Print the entries that appear below, exactly as written and without their pictures.

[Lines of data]
•••••

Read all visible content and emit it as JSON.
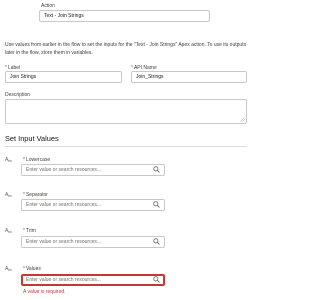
{
  "action": {
    "label": "Action",
    "value": "Text - Join Strings"
  },
  "intro_text": "Use values from earlier in the flow to set the inputs for the \"Text - Join Strings\" Apex action. To use its outputs later in the flow, store them in variables.",
  "label_field": {
    "label": "Label",
    "value": "Join Strings"
  },
  "api_name_field": {
    "label": "API Name",
    "value": "Join_Strings"
  },
  "description_field": {
    "label": "Description",
    "value": ""
  },
  "required_marker": "*",
  "section_title": "Set Input Values",
  "type_icon_text": "A",
  "type_icon_sub": "bc",
  "inputs": [
    {
      "label": "Lowercase",
      "placeholder": "Enter value or search resources..."
    },
    {
      "label": "Separator",
      "placeholder": "Enter value or search resources..."
    },
    {
      "label": "Trim",
      "placeholder": "Enter value or search resources..."
    },
    {
      "label": "Values",
      "placeholder": "Enter value or search resources...",
      "error": "A value is required."
    }
  ],
  "colors": {
    "error": "#c23934",
    "border": "#c9c9c9"
  },
  "icons": {
    "search": "search-icon",
    "type": "text-type-icon",
    "resize": "resize-handle-icon"
  }
}
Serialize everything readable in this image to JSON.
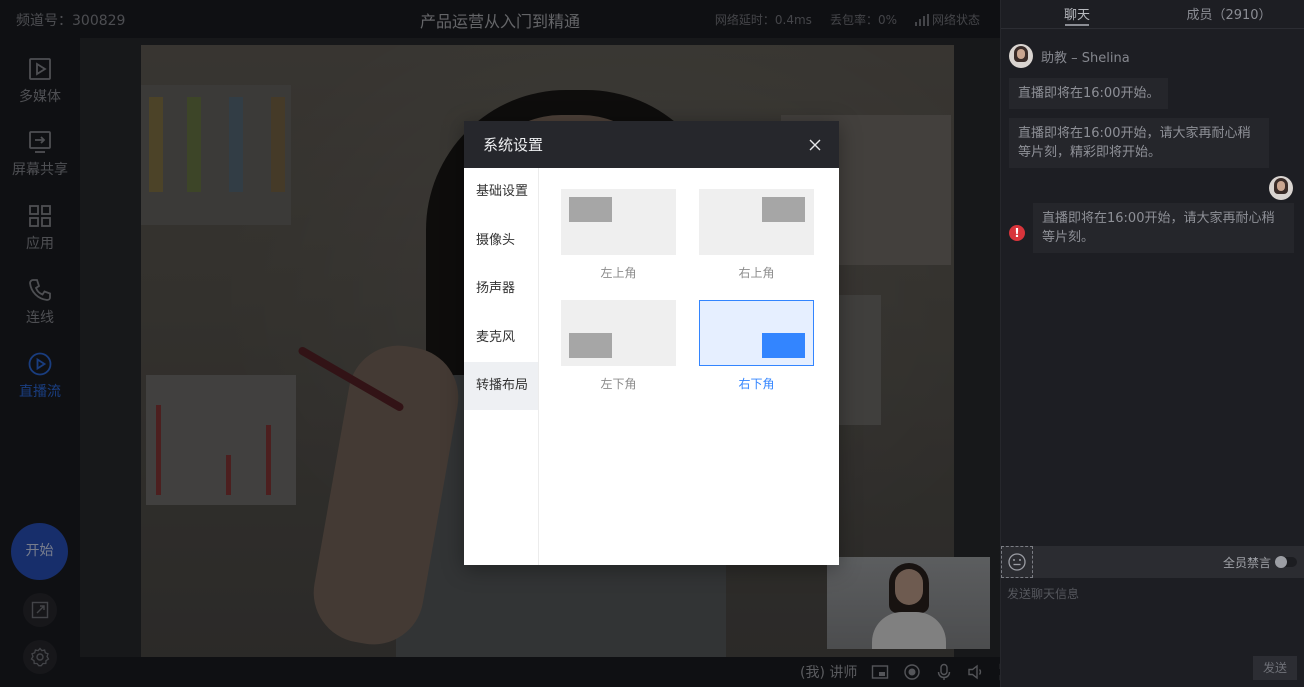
{
  "topbar": {
    "channel": "频道号：300829",
    "course_title": "产品运营从入门到精通",
    "latency": "网络延时：0.4ms",
    "packet_loss": "丢包率：0%",
    "network_status": "网络状态"
  },
  "sidebar": {
    "items": [
      {
        "label": "多媒体",
        "icon": "media-play-icon"
      },
      {
        "label": "屏幕共享",
        "icon": "screen-share-icon"
      },
      {
        "label": "应用",
        "icon": "apps-grid-icon"
      },
      {
        "label": "连线",
        "icon": "phone-icon"
      },
      {
        "label": "直播流",
        "icon": "live-stream-icon",
        "active": true
      }
    ],
    "start_label": "开始"
  },
  "bottombar": {
    "presenter_label": "(我) 讲师"
  },
  "chat": {
    "tabs": [
      {
        "label": "聊天",
        "active": true
      },
      {
        "label": "成员（2910）",
        "active": false
      }
    ],
    "messages": [
      {
        "sender": "助教 – Shelina",
        "text": "直播即将在16:00开始。"
      },
      {
        "text": "直播即将在16:00开始，请大家再耐心稍等片刻，精彩即将开始。"
      },
      {
        "text": "直播即将在16:00开始，请大家再耐心稍等片刻。",
        "failed": true
      }
    ],
    "mute_all_label": "全员禁言",
    "input_placeholder": "发送聊天信息",
    "send_label": "发送"
  },
  "dialog": {
    "title": "系统设置",
    "menu": [
      {
        "label": "基础设置"
      },
      {
        "label": "摄像头"
      },
      {
        "label": "扬声器"
      },
      {
        "label": "麦克风"
      },
      {
        "label": "转播布局",
        "active": true
      }
    ],
    "layouts": [
      {
        "label": "左上角",
        "selected": false
      },
      {
        "label": "右上角",
        "selected": false
      },
      {
        "label": "左下角",
        "selected": false
      },
      {
        "label": "右下角",
        "selected": true
      }
    ]
  },
  "colors": {
    "accent": "#3385ff",
    "sidebar_active": "#2f6fe8",
    "start_button": "#2a55c4",
    "error": "#d8343b",
    "dialog_header": "#26272c"
  }
}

•••••

[Solution for this problem]
Read all visible content and emit it as JSON.
{
  "action": {
    "label": "Action",
    "value": "Text - Join Strings"
  },
  "intro_text": "Use values from earlier in the flow to set the inputs for the \"Text - Join Strings\" Apex action. To use its outputs later in the flow, store them in variables.",
  "label_field": {
    "label": "Label",
    "value": "Join Strings"
  },
  "api_name_field": {
    "label": "API Name",
    "value": "Join_Strings"
  },
  "description_field": {
    "label": "Description",
    "value": ""
  },
  "required_marker": "*",
  "section_title": "Set Input Values",
  "type_icon_text": "A",
  "type_icon_sub": "bc",
  "inputs": [
    {
      "label": "Lowercase",
      "placeholder": "Enter value or search resources..."
    },
    {
      "label": "Separator",
      "placeholder": "Enter value or search resources..."
    },
    {
      "label": "Trim",
      "placeholder": "Enter value or search resources..."
    },
    {
      "label": "Values",
      "placeholder": "Enter value or search resources...",
      "error": "A value is required."
    }
  ],
  "colors": {
    "error": "#c23934",
    "border": "#c9c9c9"
  },
  "icons": {
    "search": "search-icon",
    "type": "text-type-icon",
    "resize": "resize-handle-icon"
  }
}
Serialize everything readable in this image to JSON.
{
  "topbar": {
    "channel": "频道号：300829",
    "course_title": "产品运营从入门到精通",
    "latency": "网络延时：0.4ms",
    "packet_loss": "丢包率：0%",
    "network_status": "网络状态"
  },
  "sidebar": {
    "items": [
      {
        "label": "多媒体",
        "icon": "media-play-icon"
      },
      {
        "label": "屏幕共享",
        "icon": "screen-share-icon"
      },
      {
        "label": "应用",
        "icon": "apps-grid-icon"
      },
      {
        "label": "连线",
        "icon": "phone-icon"
      },
      {
        "label": "直播流",
        "icon": "live-stream-icon",
        "active": true
      }
    ],
    "start_label": "开始"
  },
  "bottombar": {
    "presenter_label": "(我) 讲师"
  },
  "chat": {
    "tabs": [
      {
        "label": "聊天",
        "active": true
      },
      {
        "label": "成员（2910）",
        "active": false
      }
    ],
    "messages": [
      {
        "sender": "助教 – Shelina",
        "text": "直播即将在16:00开始。"
      },
      {
        "text": "直播即将在16:00开始，请大家再耐心稍等片刻，精彩即将开始。"
      },
      {
        "text": "直播即将在16:00开始，请大家再耐心稍等片刻。",
        "failed": true
      }
    ],
    "mute_all_label": "全员禁言",
    "input_placeholder": "发送聊天信息",
    "send_label": "发送"
  },
  "dialog": {
    "title": "系统设置",
    "menu": [
      {
        "label": "基础设置"
      },
      {
        "label": "摄像头"
      },
      {
        "label": "扬声器"
      },
      {
        "label": "麦克风"
      },
      {
        "label": "转播布局",
        "active": true
      }
    ],
    "layouts": [
      {
        "label": "左上角",
        "selected": false
      },
      {
        "label": "右上角",
        "selected": false
      },
      {
        "label": "左下角",
        "selected": false
      },
      {
        "label": "右下角",
        "selected": true
      }
    ]
  },
  "colors": {
    "accent": "#3385ff",
    "sidebar_active": "#2f6fe8",
    "start_button": "#2a55c4",
    "error": "#d8343b",
    "dialog_header": "#26272c"
  }
}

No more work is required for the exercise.